--- BEGIN Provided data ---
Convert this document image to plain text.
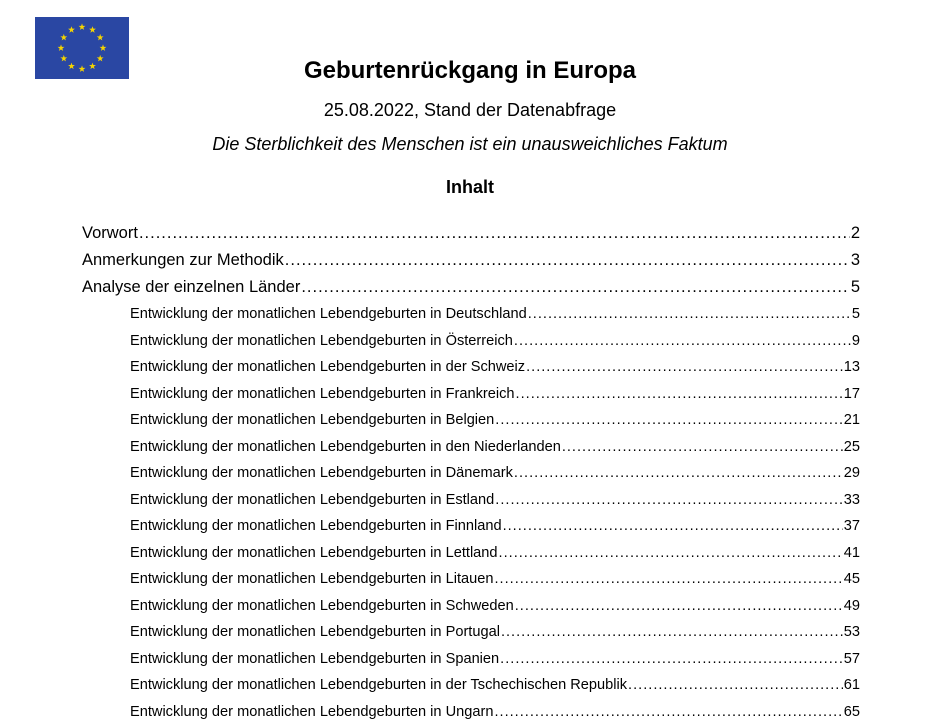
Geburtenrückgang in Europa

25.08.2022, Stand der Datenabfrage

Die Sterblichkeit des Menschen ist ein unausweichliches Faktum

Inhalt
Vorwort .....	2
Anmerkungen zur Methodik .....	3
Analyse der einzelnen Länder .....	5
Entwicklung der monatlichen Lebendgeburten in Deutschland .....	5
Entwicklung der monatlichen Lebendgeburten in Österreich .....	9
Entwicklung der monatlichen Lebendgeburten in der Schweiz .....	13
Entwicklung der monatlichen Lebendgeburten in Frankreich .....	17
Entwicklung der monatlichen Lebendgeburten in Belgien .....	21
Entwicklung der monatlichen Lebendgeburten in den Niederlanden .....	25
Entwicklung der monatlichen Lebendgeburten in Dänemark .....	29
Entwicklung der monatlichen Lebendgeburten in Estland .....	33
Entwicklung der monatlichen Lebendgeburten in Finnland .....	37
Entwicklung der monatlichen Lebendgeburten in Lettland .....	41
Entwicklung der monatlichen Lebendgeburten in Litauen .....	45
Entwicklung der monatlichen Lebendgeburten in Schweden .....	49
Entwicklung der monatlichen Lebendgeburten in Portugal .....	53
Entwicklung der monatlichen Lebendgeburten in Spanien .....	57
Entwicklung der monatlichen Lebendgeburten in der Tschechischen Republik .....	61
Entwicklung der monatlichen Lebendgeburten in Ungarn .....	65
--- END Provided data ---
■ Your objective
Copy the data exactly. Any picture it contains is to be omitted.

■ Answer to the exercise
Convert this document image to plain text.
Geburtenrückgang in Europa

25.08.2022, Stand der Datenabfrage

Die Sterblichkeit des Menschen ist ein unausweichliches Faktum

Inhalt
Vorwort .....	2
Anmerkungen zur Methodik .....	3
Analyse der einzelnen Länder .....	5
Entwicklung der monatlichen Lebendgeburten in Deutschland .....	5
Entwicklung der monatlichen Lebendgeburten in Österreich .....	9
Entwicklung der monatlichen Lebendgeburten in der Schweiz .....	13
Entwicklung der monatlichen Lebendgeburten in Frankreich .....	17
Entwicklung der monatlichen Lebendgeburten in Belgien .....	21
Entwicklung der monatlichen Lebendgeburten in den Niederlanden .....	25
Entwicklung der monatlichen Lebendgeburten in Dänemark .....	29
Entwicklung der monatlichen Lebendgeburten in Estland .....	33
Entwicklung der monatlichen Lebendgeburten in Finnland .....	37
Entwicklung der monatlichen Lebendgeburten in Lettland .....	41
Entwicklung der monatlichen Lebendgeburten in Litauen .....	45
Entwicklung der monatlichen Lebendgeburten in Schweden .....	49
Entwicklung der monatlichen Lebendgeburten in Portugal .....	53
Entwicklung der monatlichen Lebendgeburten in Spanien .....	57
Entwicklung der monatlichen Lebendgeburten in der Tschechischen Republik .....	61
Entwicklung der monatlichen Lebendgeburten in Ungarn .....	65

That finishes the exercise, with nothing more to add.